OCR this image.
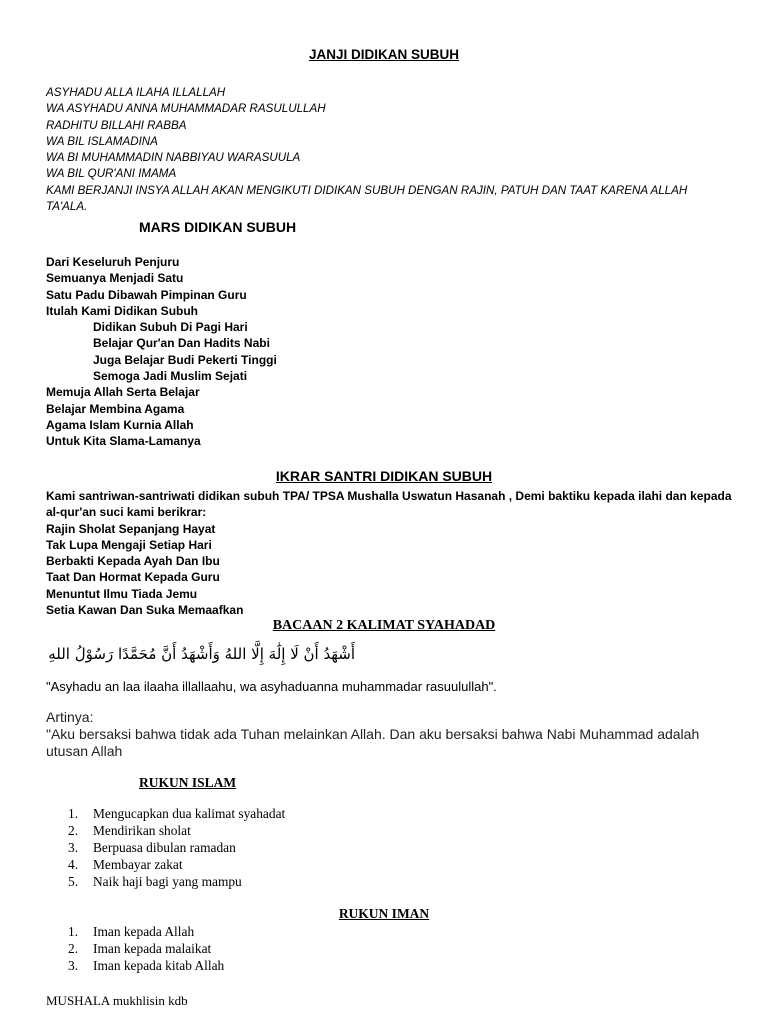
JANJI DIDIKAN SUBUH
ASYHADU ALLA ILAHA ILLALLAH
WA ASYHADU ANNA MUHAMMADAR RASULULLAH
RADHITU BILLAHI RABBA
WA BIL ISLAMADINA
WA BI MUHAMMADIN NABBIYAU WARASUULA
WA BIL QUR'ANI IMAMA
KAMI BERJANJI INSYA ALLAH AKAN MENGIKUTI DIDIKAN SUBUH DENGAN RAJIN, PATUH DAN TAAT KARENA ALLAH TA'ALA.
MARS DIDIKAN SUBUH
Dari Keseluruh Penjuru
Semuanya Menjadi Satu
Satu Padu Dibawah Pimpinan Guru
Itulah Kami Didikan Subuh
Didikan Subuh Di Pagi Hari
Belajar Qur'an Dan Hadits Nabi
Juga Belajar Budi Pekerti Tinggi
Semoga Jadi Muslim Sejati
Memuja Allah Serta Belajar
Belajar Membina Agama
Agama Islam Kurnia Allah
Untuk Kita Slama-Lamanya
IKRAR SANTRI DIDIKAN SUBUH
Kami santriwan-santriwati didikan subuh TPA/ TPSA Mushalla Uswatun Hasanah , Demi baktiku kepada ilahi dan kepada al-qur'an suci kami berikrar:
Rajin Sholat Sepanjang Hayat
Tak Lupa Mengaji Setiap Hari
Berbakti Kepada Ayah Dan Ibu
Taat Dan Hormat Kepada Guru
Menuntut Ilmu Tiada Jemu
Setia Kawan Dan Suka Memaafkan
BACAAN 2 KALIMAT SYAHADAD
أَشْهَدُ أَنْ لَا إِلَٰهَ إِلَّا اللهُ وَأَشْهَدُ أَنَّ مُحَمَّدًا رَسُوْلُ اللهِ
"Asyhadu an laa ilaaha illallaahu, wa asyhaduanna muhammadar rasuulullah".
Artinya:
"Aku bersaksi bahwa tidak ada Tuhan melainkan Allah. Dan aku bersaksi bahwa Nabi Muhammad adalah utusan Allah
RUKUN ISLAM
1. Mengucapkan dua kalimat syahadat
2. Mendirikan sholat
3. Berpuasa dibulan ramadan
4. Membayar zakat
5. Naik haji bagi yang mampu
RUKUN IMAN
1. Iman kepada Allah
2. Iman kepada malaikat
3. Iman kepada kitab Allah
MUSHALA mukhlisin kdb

::::

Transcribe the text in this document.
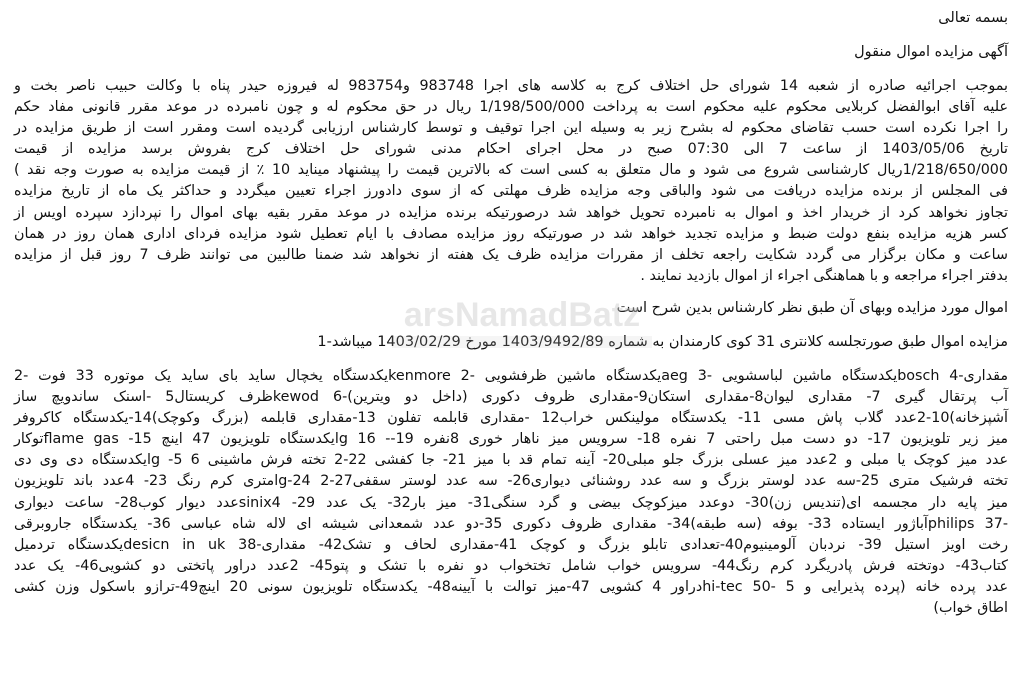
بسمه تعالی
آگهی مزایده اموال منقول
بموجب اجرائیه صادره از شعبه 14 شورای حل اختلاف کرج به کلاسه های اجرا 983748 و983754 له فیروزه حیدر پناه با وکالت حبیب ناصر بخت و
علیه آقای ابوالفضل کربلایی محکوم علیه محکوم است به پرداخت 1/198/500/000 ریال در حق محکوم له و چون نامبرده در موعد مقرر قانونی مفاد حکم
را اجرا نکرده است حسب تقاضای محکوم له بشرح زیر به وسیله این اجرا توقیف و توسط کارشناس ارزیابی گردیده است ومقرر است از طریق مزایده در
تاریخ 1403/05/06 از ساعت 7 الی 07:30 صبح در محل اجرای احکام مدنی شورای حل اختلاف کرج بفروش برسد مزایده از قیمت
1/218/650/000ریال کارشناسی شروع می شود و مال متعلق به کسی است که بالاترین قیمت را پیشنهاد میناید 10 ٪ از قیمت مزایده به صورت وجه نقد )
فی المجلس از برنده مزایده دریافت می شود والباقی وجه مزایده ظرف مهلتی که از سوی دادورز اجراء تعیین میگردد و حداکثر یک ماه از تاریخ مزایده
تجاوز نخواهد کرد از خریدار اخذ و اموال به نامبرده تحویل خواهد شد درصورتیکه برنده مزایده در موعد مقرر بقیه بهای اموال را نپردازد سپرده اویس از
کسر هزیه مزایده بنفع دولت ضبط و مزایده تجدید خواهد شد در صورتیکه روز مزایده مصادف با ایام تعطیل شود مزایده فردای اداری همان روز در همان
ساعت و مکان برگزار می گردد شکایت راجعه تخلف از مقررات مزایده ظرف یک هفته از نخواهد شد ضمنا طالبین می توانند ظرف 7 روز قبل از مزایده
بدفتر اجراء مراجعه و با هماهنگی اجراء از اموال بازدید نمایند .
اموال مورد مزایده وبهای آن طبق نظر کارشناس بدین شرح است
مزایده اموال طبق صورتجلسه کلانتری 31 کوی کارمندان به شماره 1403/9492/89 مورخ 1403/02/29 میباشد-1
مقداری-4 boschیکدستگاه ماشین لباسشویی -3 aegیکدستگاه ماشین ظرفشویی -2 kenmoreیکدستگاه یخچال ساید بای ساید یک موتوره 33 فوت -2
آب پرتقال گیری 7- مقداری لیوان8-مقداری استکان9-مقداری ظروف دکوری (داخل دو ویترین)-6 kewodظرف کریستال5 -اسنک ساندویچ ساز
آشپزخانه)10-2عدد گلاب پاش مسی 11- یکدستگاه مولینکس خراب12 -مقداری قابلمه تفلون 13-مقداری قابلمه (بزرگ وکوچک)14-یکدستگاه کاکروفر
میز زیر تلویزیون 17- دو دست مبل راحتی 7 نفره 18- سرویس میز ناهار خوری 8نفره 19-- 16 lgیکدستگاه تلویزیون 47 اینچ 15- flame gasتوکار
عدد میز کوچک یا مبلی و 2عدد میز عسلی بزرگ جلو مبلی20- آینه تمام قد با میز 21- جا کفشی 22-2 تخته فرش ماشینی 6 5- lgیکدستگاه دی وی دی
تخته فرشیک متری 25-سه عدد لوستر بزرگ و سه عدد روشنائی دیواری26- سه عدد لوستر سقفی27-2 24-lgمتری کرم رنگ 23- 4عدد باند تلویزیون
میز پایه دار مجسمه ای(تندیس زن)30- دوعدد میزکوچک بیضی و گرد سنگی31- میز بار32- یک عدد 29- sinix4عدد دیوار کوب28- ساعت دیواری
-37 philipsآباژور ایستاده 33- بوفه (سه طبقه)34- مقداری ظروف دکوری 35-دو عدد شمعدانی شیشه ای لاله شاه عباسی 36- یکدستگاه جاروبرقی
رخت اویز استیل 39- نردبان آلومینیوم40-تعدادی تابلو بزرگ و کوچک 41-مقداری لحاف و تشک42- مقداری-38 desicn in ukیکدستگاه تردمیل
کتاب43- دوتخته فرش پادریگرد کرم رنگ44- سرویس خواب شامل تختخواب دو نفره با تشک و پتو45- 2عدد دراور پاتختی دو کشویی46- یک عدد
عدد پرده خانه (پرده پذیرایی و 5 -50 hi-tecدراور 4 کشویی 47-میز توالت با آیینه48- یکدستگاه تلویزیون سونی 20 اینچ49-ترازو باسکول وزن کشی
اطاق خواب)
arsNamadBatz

::::

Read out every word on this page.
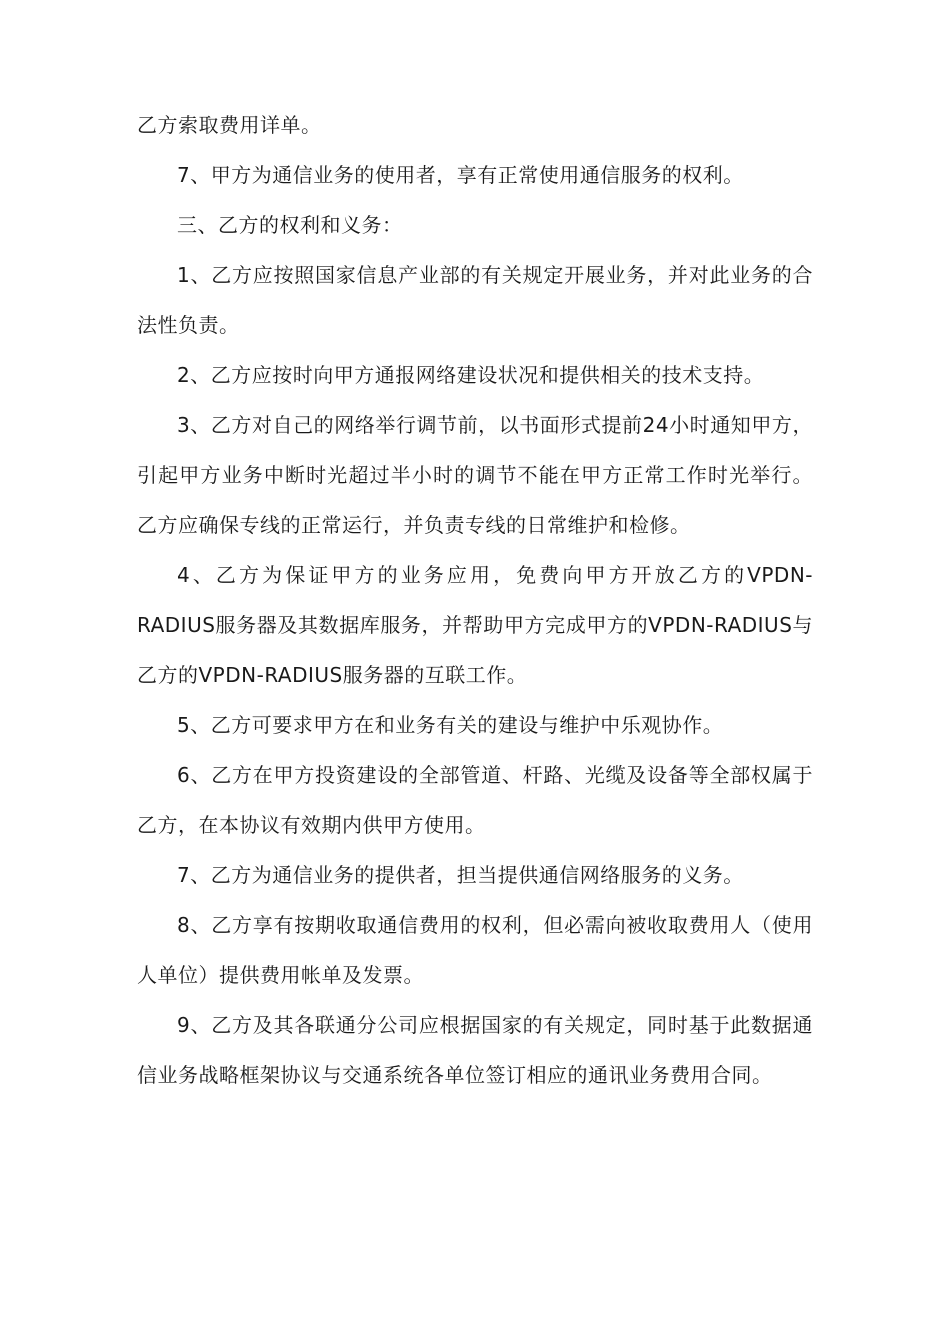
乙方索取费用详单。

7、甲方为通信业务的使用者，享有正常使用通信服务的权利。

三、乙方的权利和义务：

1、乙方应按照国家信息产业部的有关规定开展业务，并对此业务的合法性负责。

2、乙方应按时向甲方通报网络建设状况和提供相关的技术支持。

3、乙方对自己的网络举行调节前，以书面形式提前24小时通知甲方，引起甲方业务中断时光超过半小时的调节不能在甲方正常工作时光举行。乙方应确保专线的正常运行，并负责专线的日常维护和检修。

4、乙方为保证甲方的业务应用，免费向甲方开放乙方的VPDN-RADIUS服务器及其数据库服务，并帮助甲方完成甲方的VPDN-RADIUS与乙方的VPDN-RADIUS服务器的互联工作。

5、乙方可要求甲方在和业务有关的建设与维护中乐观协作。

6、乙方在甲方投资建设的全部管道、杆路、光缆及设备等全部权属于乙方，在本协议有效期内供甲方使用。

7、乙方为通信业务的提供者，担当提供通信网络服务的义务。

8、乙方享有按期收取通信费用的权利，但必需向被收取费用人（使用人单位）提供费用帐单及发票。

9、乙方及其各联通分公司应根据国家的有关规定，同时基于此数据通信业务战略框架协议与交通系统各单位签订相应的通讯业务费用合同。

::::

EXERCISE INSTRUCTIONS =>
Filter the entries and copy out every line with the word "برنده".

FINAL RESULT =>
فی المجلس از برنده مزایده دریافت می شود والباقی وجه مزایده ظرف مهلتی که از سوی دادورز اجراء تعیین میگردد و حداکثر یک ماه از تاریخ مزایده
تجاوز نخواهد کرد از خریدار اخذ و اموال به نامبرده تحویل خواهد شد درصورتیکه برنده مزایده در موعد مقرر بقیه بهای اموال را نپردازد سپرده اویس از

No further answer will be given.